● Directive:
Report, word for word, every line of the material that contains "description".

● Stored data:
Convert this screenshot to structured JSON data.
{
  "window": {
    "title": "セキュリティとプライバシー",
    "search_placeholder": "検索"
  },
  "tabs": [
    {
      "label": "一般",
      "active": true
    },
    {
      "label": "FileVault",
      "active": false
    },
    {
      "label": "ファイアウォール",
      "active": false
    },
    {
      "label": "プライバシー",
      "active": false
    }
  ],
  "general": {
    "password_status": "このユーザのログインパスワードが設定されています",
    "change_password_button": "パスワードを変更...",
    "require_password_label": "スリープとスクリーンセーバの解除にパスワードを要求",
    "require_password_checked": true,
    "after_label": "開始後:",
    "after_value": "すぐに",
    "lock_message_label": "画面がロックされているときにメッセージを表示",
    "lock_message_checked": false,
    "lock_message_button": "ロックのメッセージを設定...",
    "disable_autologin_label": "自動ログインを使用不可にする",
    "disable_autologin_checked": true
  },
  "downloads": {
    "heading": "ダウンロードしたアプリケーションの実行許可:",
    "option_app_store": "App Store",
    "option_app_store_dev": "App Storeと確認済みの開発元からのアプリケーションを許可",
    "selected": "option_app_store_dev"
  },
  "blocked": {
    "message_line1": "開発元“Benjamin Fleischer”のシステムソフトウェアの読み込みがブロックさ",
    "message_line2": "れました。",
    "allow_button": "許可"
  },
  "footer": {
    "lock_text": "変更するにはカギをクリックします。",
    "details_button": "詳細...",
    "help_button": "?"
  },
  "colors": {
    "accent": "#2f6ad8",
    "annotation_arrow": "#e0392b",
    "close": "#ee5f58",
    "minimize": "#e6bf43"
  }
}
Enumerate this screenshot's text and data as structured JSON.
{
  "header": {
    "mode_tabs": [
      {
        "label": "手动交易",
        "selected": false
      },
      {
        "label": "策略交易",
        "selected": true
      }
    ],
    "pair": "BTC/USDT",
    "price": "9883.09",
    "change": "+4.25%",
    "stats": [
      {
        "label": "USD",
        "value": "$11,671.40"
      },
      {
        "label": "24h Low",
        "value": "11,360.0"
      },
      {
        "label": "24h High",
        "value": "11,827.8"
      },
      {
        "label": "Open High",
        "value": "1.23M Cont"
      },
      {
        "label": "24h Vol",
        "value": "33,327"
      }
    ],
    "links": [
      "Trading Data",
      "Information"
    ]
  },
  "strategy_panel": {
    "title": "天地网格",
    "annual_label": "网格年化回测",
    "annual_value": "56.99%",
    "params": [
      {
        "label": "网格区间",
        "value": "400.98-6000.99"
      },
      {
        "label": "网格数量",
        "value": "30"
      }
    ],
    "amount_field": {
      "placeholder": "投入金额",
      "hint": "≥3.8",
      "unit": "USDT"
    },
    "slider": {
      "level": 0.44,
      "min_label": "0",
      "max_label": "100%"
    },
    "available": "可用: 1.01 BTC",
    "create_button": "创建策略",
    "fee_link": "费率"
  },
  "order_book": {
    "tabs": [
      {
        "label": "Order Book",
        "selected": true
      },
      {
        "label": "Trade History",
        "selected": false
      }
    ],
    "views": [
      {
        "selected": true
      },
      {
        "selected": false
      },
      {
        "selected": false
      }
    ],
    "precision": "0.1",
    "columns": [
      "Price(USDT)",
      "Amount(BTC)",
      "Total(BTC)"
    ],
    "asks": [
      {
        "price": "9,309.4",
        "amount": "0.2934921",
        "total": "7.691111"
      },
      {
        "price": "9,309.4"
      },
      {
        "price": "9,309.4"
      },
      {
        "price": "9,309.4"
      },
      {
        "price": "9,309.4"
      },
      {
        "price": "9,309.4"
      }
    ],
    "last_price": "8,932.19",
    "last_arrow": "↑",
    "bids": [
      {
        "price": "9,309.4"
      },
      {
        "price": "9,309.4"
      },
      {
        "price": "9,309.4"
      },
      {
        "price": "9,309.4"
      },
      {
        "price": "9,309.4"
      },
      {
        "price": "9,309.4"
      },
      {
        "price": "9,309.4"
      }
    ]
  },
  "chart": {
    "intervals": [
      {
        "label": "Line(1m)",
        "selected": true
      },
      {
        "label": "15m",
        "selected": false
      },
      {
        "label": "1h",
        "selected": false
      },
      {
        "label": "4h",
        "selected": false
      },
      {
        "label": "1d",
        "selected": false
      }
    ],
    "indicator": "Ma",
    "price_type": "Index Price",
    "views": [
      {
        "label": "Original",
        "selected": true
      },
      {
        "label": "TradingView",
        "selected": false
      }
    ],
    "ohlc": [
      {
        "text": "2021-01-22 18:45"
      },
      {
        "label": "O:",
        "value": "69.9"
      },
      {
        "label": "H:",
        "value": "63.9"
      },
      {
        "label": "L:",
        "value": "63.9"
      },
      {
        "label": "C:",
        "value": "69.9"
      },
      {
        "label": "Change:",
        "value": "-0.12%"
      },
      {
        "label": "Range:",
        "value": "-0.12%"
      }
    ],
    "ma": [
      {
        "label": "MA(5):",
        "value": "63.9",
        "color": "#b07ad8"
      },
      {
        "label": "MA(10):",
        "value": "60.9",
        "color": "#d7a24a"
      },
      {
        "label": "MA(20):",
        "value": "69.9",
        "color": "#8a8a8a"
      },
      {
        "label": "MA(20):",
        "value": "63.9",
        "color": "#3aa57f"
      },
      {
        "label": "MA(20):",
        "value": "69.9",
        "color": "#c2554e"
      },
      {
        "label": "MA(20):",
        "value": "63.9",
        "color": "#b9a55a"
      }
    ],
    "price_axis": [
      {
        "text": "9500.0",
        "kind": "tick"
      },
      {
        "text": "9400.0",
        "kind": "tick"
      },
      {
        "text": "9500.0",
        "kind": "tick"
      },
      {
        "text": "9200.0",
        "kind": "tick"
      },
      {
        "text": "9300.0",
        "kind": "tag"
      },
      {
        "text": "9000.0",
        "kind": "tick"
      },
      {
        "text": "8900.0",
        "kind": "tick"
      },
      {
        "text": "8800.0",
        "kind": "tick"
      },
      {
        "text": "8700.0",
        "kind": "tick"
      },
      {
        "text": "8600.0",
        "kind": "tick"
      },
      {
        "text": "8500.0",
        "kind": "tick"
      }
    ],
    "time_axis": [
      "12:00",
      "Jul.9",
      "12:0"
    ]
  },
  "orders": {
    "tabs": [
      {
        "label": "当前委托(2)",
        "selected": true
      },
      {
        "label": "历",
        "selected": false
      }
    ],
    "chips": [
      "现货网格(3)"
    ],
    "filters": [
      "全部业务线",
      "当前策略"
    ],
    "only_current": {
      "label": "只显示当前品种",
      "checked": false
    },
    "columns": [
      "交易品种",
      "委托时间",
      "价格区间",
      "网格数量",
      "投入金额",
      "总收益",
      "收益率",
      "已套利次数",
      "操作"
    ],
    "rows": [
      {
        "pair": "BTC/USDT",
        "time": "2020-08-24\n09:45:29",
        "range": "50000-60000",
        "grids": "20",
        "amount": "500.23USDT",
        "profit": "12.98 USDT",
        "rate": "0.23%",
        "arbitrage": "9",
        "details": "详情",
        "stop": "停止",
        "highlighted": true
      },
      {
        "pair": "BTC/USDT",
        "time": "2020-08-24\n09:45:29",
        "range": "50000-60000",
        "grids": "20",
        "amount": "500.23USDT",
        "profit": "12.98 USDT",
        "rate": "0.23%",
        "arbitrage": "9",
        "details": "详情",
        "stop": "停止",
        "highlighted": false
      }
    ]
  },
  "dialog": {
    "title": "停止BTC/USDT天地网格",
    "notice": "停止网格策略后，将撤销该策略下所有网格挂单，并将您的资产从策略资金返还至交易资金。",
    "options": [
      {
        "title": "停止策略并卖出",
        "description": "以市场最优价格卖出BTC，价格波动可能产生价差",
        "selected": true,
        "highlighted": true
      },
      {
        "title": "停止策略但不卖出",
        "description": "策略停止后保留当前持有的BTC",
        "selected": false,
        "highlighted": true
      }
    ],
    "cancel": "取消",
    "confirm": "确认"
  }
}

● Written response:
        "description": "以市场最优价格卖出BTC，价格波动可能产生价差",
        "description": "策略停止后保留当前持有的BTC",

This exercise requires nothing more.